### Stored records
____
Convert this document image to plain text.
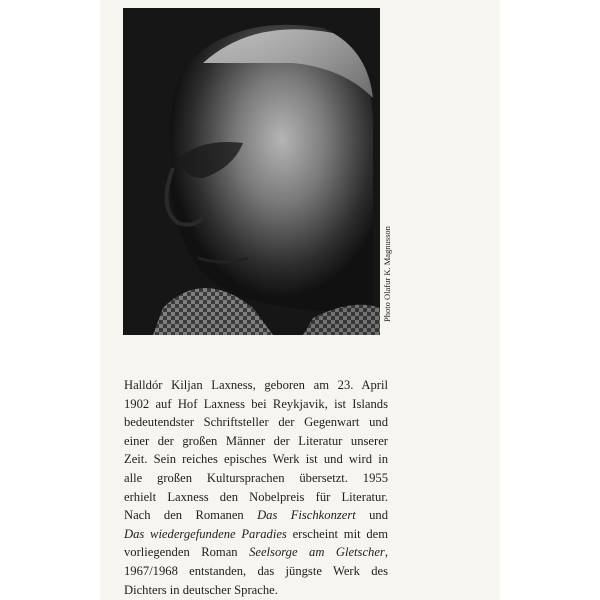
Photo Olafur K. Magnusson
Halldór Kiljan Laxness, geboren am 23. April
1902 auf Hof Laxness bei Reykjavik, ist Islands
bedeutendster Schriftsteller der Gegenwart und
einer der großen Männer der Literatur unserer
Zeit. Sein reiches episches Werk ist und wird in
alle großen Kultursprachen übersetzt. 1955
erhielt Laxness den Nobelpreis für Literatur.
Nach den Romanen Das Fischkonzert und
Das wiedergefundene Paradies erscheint mit dem
vorliegenden Roman Seelsorge am Gletscher,
1967/1968 entstanden, das jüngste Werk des
Dichters in deutscher Sprache.
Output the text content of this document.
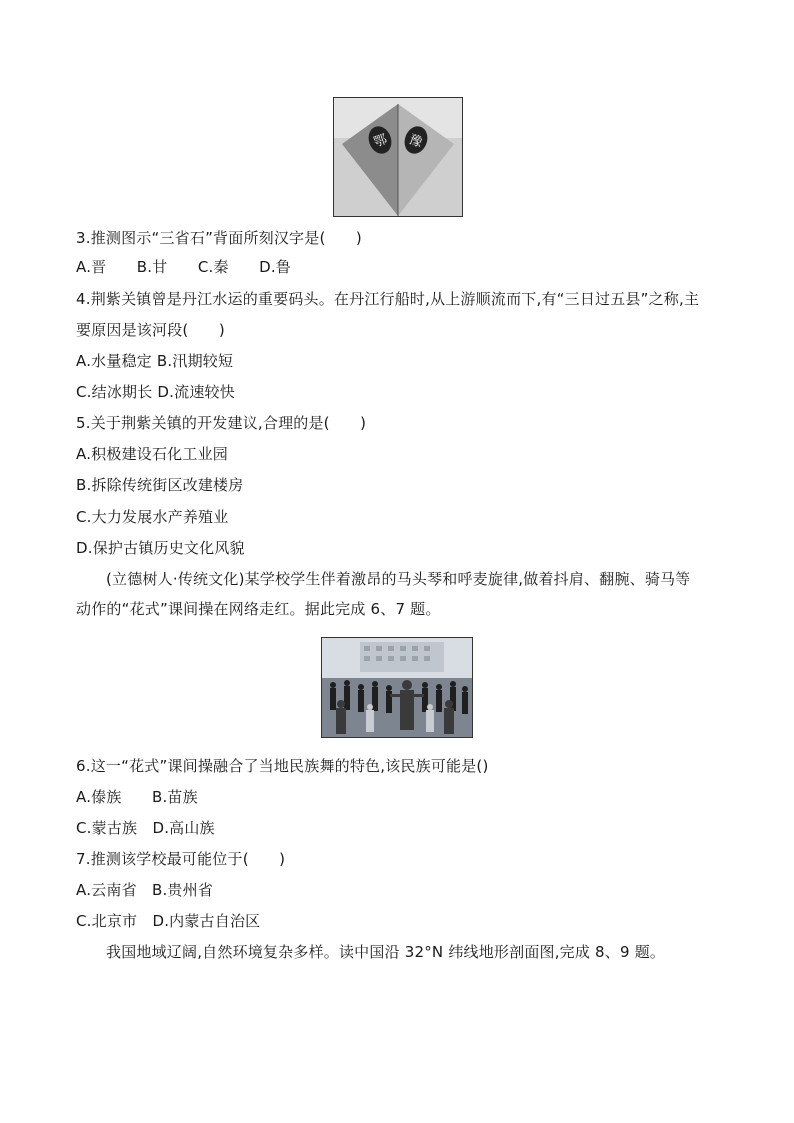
鄂 豫
3.推测图示“三省石”背面所刻汉字是(　　)
A.晋　　B.甘　　C.秦　　D.鲁
4.荆紫关镇曾是丹江水运的重要码头。在丹江行船时,从上游顺流而下,有“三日过五县”之称,主
要原因是该河段(　　)
A.水量稳定 B.汛期较短
C.结冰期长 D.流速较快
5.关于荆紫关镇的开发建议,合理的是(　　)
A.积极建设石化工业园
B.拆除传统街区改建楼房
C.大力发展水产养殖业
D.保护古镇历史文化风貌
(立德树人·传统文化)某学校学生伴着激昂的马头琴和呼麦旋律,做着抖肩、翻腕、骑马等
动作的“花式”课间操在网络走红。据此完成 6、7 题。
6.这一“花式”课间操融合了当地民族舞的特色,该民族可能是()
A.傣族　　B.苗族
C.蒙古族　D.高山族
7.推测该学校最可能位于(　　)
A.云南省　B.贵州省
C.北京市　D.内蒙古自治区
我国地域辽阔,自然环境复杂多样。读中国沿 32°N 纬线地形剖面图,完成 8、9 题。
____
Lines from the one that contains "Output the text content of this document." through the last line of the data above are to be extracted exactly, with no pictures and no other lines.

Output the text content of this document.
鄂 豫
3.推测图示“三省石”背面所刻汉字是(　　)
A.晋　　B.甘　　C.秦　　D.鲁
4.荆紫关镇曾是丹江水运的重要码头。在丹江行船时,从上游顺流而下,有“三日过五县”之称,主
要原因是该河段(　　)
A.水量稳定 B.汛期较短
C.结冰期长 D.流速较快
5.关于荆紫关镇的开发建议,合理的是(　　)
A.积极建设石化工业园
B.拆除传统街区改建楼房
C.大力发展水产养殖业
D.保护古镇历史文化风貌
(立德树人·传统文化)某学校学生伴着激昂的马头琴和呼麦旋律,做着抖肩、翻腕、骑马等
动作的“花式”课间操在网络走红。据此完成 6、7 题。
6.这一“花式”课间操融合了当地民族舞的特色,该民族可能是()
A.傣族　　B.苗族
C.蒙古族　D.高山族
7.推测该学校最可能位于(　　)
A.云南省　B.贵州省
C.北京市　D.内蒙古自治区
我国地域辽阔,自然环境复杂多样。读中国沿 32°N 纬线地形剖面图,完成 8、9 题。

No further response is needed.